*Set task*.
Using the data below, gather each line that includes the word "into".

Records from a collection:

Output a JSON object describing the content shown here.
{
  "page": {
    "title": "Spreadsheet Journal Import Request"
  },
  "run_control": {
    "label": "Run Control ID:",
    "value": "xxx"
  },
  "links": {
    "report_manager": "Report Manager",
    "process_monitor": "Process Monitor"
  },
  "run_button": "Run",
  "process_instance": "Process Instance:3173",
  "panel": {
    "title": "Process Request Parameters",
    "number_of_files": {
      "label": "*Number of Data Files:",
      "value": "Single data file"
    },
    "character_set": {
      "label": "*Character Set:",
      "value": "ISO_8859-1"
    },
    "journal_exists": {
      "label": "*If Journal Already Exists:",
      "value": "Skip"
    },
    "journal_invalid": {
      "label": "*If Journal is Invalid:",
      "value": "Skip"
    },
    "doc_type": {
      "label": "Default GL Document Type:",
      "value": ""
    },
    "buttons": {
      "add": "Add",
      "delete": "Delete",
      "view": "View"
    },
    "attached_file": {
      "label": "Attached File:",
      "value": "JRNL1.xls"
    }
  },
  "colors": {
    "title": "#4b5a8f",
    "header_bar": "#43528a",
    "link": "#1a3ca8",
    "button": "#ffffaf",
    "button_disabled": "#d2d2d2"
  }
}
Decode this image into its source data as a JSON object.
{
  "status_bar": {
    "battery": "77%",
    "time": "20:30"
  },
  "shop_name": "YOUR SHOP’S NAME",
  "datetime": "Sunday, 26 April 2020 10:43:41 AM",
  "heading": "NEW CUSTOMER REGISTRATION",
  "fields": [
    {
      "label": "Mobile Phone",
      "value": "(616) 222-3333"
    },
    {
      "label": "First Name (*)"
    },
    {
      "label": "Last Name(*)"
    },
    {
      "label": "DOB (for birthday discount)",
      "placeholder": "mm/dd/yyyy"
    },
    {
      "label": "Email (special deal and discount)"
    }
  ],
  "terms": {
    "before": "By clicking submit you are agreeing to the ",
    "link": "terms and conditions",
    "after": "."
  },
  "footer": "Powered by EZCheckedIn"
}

--

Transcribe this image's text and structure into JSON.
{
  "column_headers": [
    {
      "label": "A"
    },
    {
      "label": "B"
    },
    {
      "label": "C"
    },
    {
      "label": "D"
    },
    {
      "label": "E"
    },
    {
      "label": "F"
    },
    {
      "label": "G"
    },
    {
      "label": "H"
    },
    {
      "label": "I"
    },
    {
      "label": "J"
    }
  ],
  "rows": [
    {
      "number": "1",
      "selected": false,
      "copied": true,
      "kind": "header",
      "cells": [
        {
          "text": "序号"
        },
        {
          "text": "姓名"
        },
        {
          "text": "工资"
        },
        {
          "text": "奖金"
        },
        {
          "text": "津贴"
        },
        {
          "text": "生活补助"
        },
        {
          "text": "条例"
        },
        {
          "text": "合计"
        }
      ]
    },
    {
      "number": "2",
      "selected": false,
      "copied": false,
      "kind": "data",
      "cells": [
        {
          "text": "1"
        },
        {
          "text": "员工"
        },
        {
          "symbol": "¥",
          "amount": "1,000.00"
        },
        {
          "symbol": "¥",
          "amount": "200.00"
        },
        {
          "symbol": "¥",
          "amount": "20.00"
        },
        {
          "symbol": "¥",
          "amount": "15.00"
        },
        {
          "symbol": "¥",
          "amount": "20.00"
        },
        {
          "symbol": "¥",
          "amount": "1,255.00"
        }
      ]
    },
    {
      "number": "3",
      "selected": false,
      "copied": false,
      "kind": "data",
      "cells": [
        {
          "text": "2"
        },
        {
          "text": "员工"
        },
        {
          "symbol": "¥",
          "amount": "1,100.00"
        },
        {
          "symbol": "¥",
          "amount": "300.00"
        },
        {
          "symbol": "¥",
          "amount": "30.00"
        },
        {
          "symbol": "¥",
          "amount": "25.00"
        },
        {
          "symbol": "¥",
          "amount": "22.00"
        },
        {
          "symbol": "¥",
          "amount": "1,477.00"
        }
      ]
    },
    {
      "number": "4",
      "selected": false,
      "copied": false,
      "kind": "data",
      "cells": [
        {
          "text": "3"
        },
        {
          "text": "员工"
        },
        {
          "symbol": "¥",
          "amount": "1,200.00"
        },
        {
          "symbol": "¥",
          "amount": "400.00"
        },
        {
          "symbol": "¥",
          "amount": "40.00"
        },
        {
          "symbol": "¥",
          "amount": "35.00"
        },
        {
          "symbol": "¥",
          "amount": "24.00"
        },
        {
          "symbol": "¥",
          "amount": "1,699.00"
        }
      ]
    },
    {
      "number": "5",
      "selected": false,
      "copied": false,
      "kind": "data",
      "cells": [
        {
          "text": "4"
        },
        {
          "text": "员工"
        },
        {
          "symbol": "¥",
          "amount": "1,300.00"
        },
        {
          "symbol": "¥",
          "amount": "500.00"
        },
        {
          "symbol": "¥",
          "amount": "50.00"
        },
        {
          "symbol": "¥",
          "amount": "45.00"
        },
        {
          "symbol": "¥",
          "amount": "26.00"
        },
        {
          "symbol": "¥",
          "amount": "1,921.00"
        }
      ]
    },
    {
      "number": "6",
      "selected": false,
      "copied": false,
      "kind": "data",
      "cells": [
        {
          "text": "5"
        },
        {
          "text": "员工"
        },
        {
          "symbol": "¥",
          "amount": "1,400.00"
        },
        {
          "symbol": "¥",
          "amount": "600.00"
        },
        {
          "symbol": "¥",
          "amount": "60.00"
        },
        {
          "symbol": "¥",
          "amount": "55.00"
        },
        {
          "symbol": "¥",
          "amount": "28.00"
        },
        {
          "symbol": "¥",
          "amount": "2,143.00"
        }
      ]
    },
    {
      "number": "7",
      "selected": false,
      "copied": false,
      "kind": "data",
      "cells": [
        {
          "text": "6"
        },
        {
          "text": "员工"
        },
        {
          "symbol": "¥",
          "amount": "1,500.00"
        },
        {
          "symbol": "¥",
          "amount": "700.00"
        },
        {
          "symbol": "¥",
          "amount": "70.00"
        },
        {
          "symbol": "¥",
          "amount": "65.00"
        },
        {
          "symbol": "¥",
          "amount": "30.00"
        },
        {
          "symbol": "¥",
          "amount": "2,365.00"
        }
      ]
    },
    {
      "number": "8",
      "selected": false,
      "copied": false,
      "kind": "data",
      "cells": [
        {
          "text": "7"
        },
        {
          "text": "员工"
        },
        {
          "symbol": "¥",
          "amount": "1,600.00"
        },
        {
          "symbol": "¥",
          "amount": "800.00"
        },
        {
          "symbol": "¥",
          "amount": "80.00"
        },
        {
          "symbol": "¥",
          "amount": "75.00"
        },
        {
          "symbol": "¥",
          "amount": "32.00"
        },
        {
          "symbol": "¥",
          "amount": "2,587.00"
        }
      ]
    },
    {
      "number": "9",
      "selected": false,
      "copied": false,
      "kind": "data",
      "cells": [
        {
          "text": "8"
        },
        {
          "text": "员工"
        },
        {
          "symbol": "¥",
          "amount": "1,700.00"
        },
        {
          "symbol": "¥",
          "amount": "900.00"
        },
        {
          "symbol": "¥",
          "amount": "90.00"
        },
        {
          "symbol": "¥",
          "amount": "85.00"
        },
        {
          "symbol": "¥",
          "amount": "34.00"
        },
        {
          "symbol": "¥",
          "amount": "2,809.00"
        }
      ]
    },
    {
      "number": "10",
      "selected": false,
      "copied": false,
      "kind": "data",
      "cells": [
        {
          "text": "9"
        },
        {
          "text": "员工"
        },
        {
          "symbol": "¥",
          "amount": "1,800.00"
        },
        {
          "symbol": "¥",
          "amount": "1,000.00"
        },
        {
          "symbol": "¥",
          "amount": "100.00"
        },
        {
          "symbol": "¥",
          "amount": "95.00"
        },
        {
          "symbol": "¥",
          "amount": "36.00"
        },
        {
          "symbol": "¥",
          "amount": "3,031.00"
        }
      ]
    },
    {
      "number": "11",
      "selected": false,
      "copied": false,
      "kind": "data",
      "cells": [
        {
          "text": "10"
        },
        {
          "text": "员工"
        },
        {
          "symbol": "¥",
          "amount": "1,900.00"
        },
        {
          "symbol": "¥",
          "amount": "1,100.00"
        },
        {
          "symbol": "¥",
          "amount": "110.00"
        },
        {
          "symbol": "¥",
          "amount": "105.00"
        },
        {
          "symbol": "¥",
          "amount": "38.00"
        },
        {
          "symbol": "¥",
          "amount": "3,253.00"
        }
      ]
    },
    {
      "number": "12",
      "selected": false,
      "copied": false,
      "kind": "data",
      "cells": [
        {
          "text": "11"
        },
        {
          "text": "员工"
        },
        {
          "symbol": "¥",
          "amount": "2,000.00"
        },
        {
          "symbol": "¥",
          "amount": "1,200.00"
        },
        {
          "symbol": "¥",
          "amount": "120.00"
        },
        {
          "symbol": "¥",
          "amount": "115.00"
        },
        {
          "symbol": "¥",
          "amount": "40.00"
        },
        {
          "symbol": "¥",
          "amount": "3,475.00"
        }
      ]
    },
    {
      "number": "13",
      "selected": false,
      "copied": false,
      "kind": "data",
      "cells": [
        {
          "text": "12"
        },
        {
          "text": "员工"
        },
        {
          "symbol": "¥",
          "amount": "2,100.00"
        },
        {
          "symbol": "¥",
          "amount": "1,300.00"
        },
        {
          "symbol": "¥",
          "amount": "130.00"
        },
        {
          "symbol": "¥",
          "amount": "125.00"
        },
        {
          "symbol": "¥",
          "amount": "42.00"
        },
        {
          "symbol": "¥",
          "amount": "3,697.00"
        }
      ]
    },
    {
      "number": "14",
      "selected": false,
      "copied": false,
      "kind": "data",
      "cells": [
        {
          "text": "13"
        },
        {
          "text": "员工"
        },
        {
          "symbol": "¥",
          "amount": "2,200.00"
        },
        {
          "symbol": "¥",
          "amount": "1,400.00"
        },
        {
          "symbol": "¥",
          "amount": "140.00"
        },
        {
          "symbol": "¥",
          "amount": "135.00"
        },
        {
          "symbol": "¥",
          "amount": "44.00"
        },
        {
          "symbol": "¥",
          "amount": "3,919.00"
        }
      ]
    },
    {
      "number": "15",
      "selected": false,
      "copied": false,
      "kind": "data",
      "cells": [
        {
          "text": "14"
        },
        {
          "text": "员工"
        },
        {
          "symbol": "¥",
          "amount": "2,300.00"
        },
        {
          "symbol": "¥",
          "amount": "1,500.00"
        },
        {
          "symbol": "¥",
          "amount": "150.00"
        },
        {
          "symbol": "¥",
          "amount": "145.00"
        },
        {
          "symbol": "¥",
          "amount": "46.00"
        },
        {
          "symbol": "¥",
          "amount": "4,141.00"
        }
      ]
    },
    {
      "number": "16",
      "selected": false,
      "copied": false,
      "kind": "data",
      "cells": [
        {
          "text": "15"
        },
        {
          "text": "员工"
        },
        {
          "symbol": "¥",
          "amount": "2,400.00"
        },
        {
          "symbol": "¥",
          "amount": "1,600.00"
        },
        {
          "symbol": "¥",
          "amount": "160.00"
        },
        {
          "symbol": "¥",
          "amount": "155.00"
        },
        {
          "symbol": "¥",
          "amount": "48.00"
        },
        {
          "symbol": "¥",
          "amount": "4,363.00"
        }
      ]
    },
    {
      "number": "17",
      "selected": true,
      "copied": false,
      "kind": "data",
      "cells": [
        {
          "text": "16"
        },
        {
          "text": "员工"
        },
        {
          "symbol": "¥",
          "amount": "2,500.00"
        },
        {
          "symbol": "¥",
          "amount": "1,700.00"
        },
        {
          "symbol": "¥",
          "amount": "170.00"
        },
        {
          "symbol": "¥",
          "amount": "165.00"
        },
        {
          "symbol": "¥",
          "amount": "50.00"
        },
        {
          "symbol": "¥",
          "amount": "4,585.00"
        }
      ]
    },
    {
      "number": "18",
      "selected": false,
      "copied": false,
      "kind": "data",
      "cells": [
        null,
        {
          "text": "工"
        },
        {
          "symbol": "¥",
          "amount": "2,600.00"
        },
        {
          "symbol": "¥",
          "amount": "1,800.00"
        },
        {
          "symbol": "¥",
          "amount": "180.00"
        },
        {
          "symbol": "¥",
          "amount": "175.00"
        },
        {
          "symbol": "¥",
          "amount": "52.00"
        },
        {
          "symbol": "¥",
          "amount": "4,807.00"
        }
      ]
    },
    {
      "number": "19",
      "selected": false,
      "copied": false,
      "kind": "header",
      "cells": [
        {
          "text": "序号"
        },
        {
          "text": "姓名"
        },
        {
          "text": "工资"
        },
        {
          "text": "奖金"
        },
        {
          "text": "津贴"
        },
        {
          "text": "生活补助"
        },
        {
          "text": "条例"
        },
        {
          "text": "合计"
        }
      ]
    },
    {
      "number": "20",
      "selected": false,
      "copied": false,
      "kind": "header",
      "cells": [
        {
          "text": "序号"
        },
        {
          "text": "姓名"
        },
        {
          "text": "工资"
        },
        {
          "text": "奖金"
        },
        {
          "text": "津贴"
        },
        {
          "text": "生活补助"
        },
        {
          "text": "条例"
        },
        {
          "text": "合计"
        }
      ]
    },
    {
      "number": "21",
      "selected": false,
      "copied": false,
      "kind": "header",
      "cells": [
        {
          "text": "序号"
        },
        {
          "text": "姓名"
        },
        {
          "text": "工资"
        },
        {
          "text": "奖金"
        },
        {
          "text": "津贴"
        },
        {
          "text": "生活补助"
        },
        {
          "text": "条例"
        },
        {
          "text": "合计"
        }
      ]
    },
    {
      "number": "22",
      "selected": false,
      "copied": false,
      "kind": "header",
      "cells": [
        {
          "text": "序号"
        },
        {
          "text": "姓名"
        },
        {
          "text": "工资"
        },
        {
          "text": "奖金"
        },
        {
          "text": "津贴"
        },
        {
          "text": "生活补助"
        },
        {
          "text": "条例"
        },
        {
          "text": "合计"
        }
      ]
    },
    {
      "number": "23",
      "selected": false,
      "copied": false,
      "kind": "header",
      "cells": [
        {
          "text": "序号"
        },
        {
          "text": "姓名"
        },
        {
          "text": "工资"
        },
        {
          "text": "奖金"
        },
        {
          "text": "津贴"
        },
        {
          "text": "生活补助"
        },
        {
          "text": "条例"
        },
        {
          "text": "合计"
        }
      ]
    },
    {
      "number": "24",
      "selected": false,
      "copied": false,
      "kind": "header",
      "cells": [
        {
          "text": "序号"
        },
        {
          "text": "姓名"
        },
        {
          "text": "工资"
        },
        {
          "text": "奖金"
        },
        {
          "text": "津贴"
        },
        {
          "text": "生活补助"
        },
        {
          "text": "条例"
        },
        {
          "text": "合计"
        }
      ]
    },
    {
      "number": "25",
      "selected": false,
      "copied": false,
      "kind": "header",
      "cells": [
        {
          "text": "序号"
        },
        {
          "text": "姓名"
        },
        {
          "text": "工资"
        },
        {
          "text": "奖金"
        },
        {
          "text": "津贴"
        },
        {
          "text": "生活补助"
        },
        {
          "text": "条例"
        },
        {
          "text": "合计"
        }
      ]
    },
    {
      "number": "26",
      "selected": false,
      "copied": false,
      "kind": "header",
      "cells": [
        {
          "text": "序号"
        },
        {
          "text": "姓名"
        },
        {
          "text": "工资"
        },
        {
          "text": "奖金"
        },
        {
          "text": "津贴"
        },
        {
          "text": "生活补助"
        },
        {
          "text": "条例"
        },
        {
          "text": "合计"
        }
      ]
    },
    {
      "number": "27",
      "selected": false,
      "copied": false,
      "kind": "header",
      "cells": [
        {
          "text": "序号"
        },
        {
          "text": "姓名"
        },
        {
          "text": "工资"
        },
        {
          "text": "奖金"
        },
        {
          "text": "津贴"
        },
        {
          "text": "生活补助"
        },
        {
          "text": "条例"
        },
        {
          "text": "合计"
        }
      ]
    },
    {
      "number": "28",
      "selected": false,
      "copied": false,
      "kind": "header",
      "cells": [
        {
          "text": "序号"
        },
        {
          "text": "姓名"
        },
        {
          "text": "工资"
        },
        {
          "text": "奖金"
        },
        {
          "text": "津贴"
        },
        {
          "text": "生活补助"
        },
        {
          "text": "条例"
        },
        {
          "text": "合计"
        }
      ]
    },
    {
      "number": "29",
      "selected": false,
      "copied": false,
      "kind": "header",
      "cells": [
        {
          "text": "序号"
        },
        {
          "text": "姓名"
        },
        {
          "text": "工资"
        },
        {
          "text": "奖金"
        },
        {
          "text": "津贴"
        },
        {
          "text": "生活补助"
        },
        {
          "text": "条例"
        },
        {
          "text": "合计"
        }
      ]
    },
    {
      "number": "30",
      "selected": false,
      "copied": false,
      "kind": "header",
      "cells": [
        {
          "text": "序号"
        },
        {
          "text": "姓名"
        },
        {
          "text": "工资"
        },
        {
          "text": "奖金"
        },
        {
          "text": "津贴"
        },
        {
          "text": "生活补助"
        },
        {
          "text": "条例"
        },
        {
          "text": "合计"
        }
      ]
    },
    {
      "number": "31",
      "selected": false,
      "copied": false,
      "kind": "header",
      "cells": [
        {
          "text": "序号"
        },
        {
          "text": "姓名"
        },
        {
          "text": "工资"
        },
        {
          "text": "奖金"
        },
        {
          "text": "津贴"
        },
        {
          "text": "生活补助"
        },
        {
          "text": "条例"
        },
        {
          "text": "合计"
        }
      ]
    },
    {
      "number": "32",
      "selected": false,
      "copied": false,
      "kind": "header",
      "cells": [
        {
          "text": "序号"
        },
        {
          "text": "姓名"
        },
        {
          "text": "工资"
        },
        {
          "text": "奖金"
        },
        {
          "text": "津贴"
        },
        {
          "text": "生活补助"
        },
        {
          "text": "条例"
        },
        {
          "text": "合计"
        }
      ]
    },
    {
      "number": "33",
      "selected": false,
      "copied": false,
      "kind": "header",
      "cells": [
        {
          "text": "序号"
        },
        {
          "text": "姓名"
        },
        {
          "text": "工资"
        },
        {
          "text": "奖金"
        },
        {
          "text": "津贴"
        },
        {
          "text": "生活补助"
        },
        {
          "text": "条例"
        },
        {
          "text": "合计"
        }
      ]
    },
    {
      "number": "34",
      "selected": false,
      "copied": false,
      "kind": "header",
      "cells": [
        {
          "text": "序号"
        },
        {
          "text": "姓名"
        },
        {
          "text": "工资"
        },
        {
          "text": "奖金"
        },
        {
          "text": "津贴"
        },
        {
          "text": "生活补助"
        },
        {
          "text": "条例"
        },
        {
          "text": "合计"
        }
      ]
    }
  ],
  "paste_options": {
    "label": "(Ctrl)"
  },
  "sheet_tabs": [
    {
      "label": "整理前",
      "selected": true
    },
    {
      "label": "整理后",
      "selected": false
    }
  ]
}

*Complete answer*.
Decode this image into its source data as a JSON object.
Transcribe this image's text and structure into JSON.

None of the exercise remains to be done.